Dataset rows
^^^^^^^^^^^^^^^^

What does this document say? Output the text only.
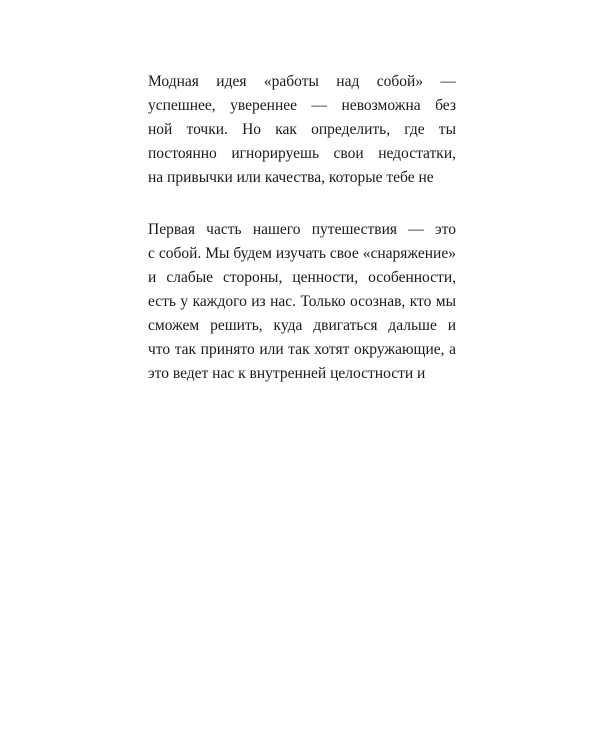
Модная идея «работы над собой» —
успешнее, увереннее — невозможна без
ной точки. Но как определить, где ты
постоянно игнорируешь свои недостатки,
на привычки или качества, которые тебе не
Первая часть нашего путешествия — это
с собой. Мы будем изучать свое «снаряжение»
и слабые стороны, ценности, особенности,
есть у каждого из нас. Только осознав, кто мы
сможем решить, куда двигаться дальше и
что так принято или так хотят окружающие, а
это ведет нас к внутренней целостности и
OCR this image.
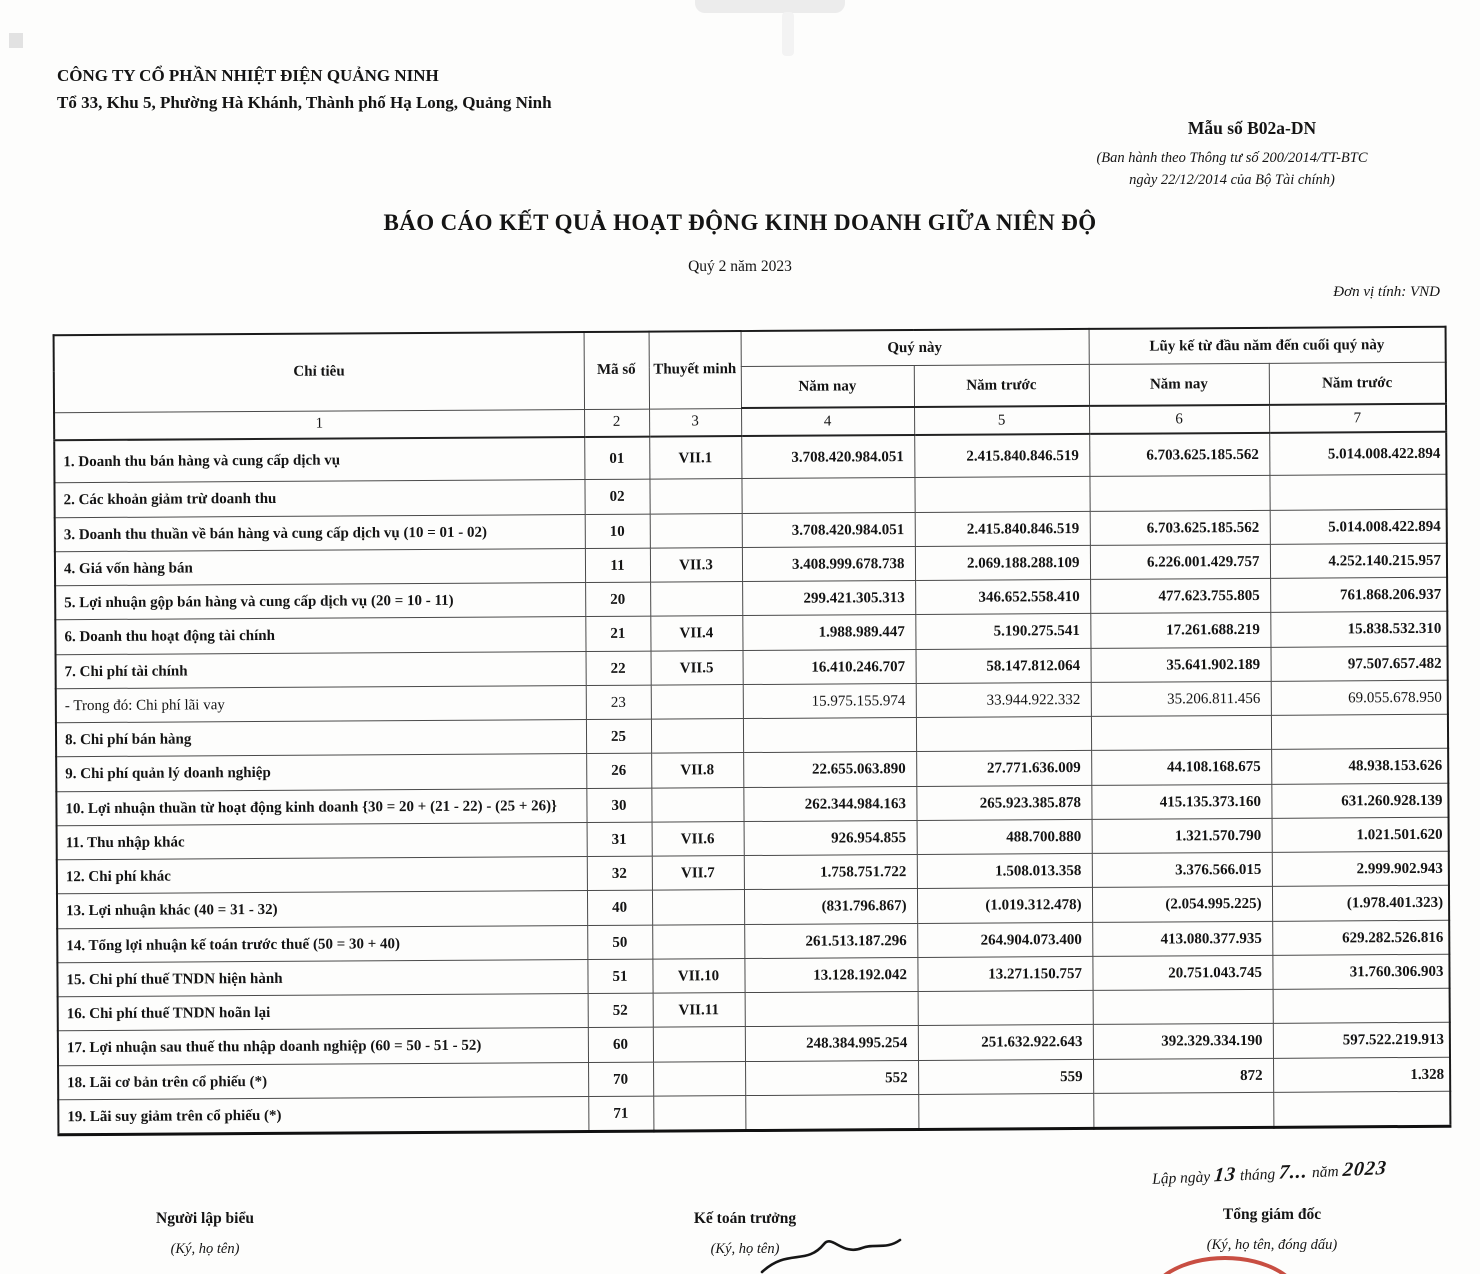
CÔNG TY CỔ PHẦN NHIỆT ĐIỆN QUẢNG NINH
Tổ 33, Khu 5, Phường Hà Khánh, Thành phố Hạ Long, Quảng Ninh
Mẫu số B02a-DN
(Ban hành theo Thông tư số 200/2014/TT-BTC
ngày 22/12/2014 của Bộ Tài chính)
BÁO CÁO KẾT QUẢ HOẠT ĐỘNG KINH DOANH GIỮA NIÊN ĐỘ
Quý 2 năm 2023
Đơn vị tính: VND
Chỉ tiêu	Mã số	Thuyết minh	Quý này		Lũy kế từ đầu năm đến cuối quý này	
			Năm nay	Năm trước	Năm nay	Năm trước
1	2	3	4	5	6	7
1. Doanh thu bán hàng và cung cấp dịch vụ	01	VII.1	3.708.420.984.051	2.415.840.846.519	6.703.625.185.562	5.014.008.422.894
2. Các khoản giảm trừ doanh thu	02					
3. Doanh thu thuần về bán hàng và cung cấp dịch vụ (10 = 01 - 02)	10		3.708.420.984.051	2.415.840.846.519	6.703.625.185.562	5.014.008.422.894
4. Giá vốn hàng bán	11	VII.3	3.408.999.678.738	2.069.188.288.109	6.226.001.429.757	4.252.140.215.957
5. Lợi nhuận gộp bán hàng và cung cấp dịch vụ (20 = 10 - 11)	20		299.421.305.313	346.652.558.410	477.623.755.805	761.868.206.937
6. Doanh thu hoạt động tài chính	21	VII.4	1.988.989.447	5.190.275.541	17.261.688.219	15.838.532.310
7. Chi phí tài chính	22	VII.5	16.410.246.707	58.147.812.064	35.641.902.189	97.507.657.482
- Trong đó: Chi phí lãi vay	23		15.975.155.974	33.944.922.332	35.206.811.456	69.055.678.950
8. Chi phí bán hàng	25					
9. Chi phí quản lý doanh nghiệp	26	VII.8	22.655.063.890	27.771.636.009	44.108.168.675	48.938.153.626
10. Lợi nhuận thuần từ hoạt động kinh doanh {30 = 20 + (21 - 22) - (25 + 26)}	30		262.344.984.163	265.923.385.878	415.135.373.160	631.260.928.139
11. Thu nhập khác	31	VII.6	926.954.855	488.700.880	1.321.570.790	1.021.501.620
12. Chi phí khác	32	VII.7	1.758.751.722	1.508.013.358	3.376.566.015	2.999.902.943
13. Lợi nhuận khác (40 = 31 - 32)	40		(831.796.867)	(1.019.312.478)	(2.054.995.225)	(1.978.401.323)
14. Tổng lợi nhuận kế toán trước thuế (50 = 30 + 40)	50		261.513.187.296	264.904.073.400	413.080.377.935	629.282.526.816
15. Chi phí thuế TNDN hiện hành	51	VII.10	13.128.192.042	13.271.150.757	20.751.043.745	31.760.306.903
16. Chi phí thuế TNDN hoãn lại	52	VII.11				
17. Lợi nhuận sau thuế thu nhập doanh nghiệp (60 = 50 - 51 - 52)	60		248.384.995.254	251.632.922.643	392.329.334.190	597.522.219.913
18. Lãi cơ bản trên cổ phiếu (*)	70		552	559	872	1.328
19. Lãi suy giảm trên cổ phiếu (*)	71					
Lập ngày 13 tháng 7... năm 2023
Người lập biểu
(Ký, họ tên)
Kế toán trưởng
(Ký, họ tên)
Tổng giám đốc
(Ký, họ tên, đóng dấu)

^^^^^^^^^^^^^^^^

# [TASK GOAL]
Using the material above, return every line exactly as it appears, minus the pictures.

# [REPLY]
What does this document say? Output the text only.
Модная идея «работы над собой» —
успешнее, увереннее — невозможна без
ной точки. Но как определить, где ты
постоянно игнорируешь свои недостатки,
на привычки или качества, которые тебе не
Первая часть нашего путешествия — это
с собой. Мы будем изучать свое «снаряжение»
и слабые стороны, ценности, особенности,
есть у каждого из нас. Только осознав, кто мы
сможем решить, куда двигаться дальше и
что так принято или так хотят окружающие, а
это ведет нас к внутренней целостности и
OCR this image.
CÔNG TY CỔ PHẦN NHIỆT ĐIỆN QUẢNG NINH
Tổ 33, Khu 5, Phường Hà Khánh, Thành phố Hạ Long, Quảng Ninh
Mẫu số B02a-DN
(Ban hành theo Thông tư số 200/2014/TT-BTC
ngày 22/12/2014 của Bộ Tài chính)
BÁO CÁO KẾT QUẢ HOẠT ĐỘNG KINH DOANH GIỮA NIÊN ĐỘ
Quý 2 năm 2023
Đơn vị tính: VND
Chỉ tiêu	Mã số	Thuyết minh	Quý này		Lũy kế từ đầu năm đến cuối quý này	
			Năm nay	Năm trước	Năm nay	Năm trước
1	2	3	4	5	6	7
1. Doanh thu bán hàng và cung cấp dịch vụ	01	VII.1	3.708.420.984.051	2.415.840.846.519	6.703.625.185.562	5.014.008.422.894
2. Các khoản giảm trừ doanh thu	02					
3. Doanh thu thuần về bán hàng và cung cấp dịch vụ (10 = 01 - 02)	10		3.708.420.984.051	2.415.840.846.519	6.703.625.185.562	5.014.008.422.894
4. Giá vốn hàng bán	11	VII.3	3.408.999.678.738	2.069.188.288.109	6.226.001.429.757	4.252.140.215.957
5. Lợi nhuận gộp bán hàng và cung cấp dịch vụ (20 = 10 - 11)	20		299.421.305.313	346.652.558.410	477.623.755.805	761.868.206.937
6. Doanh thu hoạt động tài chính	21	VII.4	1.988.989.447	5.190.275.541	17.261.688.219	15.838.532.310
7. Chi phí tài chính	22	VII.5	16.410.246.707	58.147.812.064	35.641.902.189	97.507.657.482
- Trong đó: Chi phí lãi vay	23		15.975.155.974	33.944.922.332	35.206.811.456	69.055.678.950
8. Chi phí bán hàng	25					
9. Chi phí quản lý doanh nghiệp	26	VII.8	22.655.063.890	27.771.636.009	44.108.168.675	48.938.153.626
10. Lợi nhuận thuần từ hoạt động kinh doanh {30 = 20 + (21 - 22) - (25 + 26)}	30		262.344.984.163	265.923.385.878	415.135.373.160	631.260.928.139
11. Thu nhập khác	31	VII.6	926.954.855	488.700.880	1.321.570.790	1.021.501.620
12. Chi phí khác	32	VII.7	1.758.751.722	1.508.013.358	3.376.566.015	2.999.902.943
13. Lợi nhuận khác (40 = 31 - 32)	40		(831.796.867)	(1.019.312.478)	(2.054.995.225)	(1.978.401.323)
14. Tổng lợi nhuận kế toán trước thuế (50 = 30 + 40)	50		261.513.187.296	264.904.073.400	413.080.377.935	629.282.526.816
15. Chi phí thuế TNDN hiện hành	51	VII.10	13.128.192.042	13.271.150.757	20.751.043.745	31.760.306.903
16. Chi phí thuế TNDN hoãn lại	52	VII.11				
17. Lợi nhuận sau thuế thu nhập doanh nghiệp (60 = 50 - 51 - 52)	60		248.384.995.254	251.632.922.643	392.329.334.190	597.522.219.913
18. Lãi cơ bản trên cổ phiếu (*)	70		552	559	872	1.328
19. Lãi suy giảm trên cổ phiếu (*)	71					
Lập ngày 13 tháng 7... năm 2023
Người lập biểu
(Ký, họ tên)
Kế toán trưởng
(Ký, họ tên)
Tổng giám đốc
(Ký, họ tên, đóng dấu)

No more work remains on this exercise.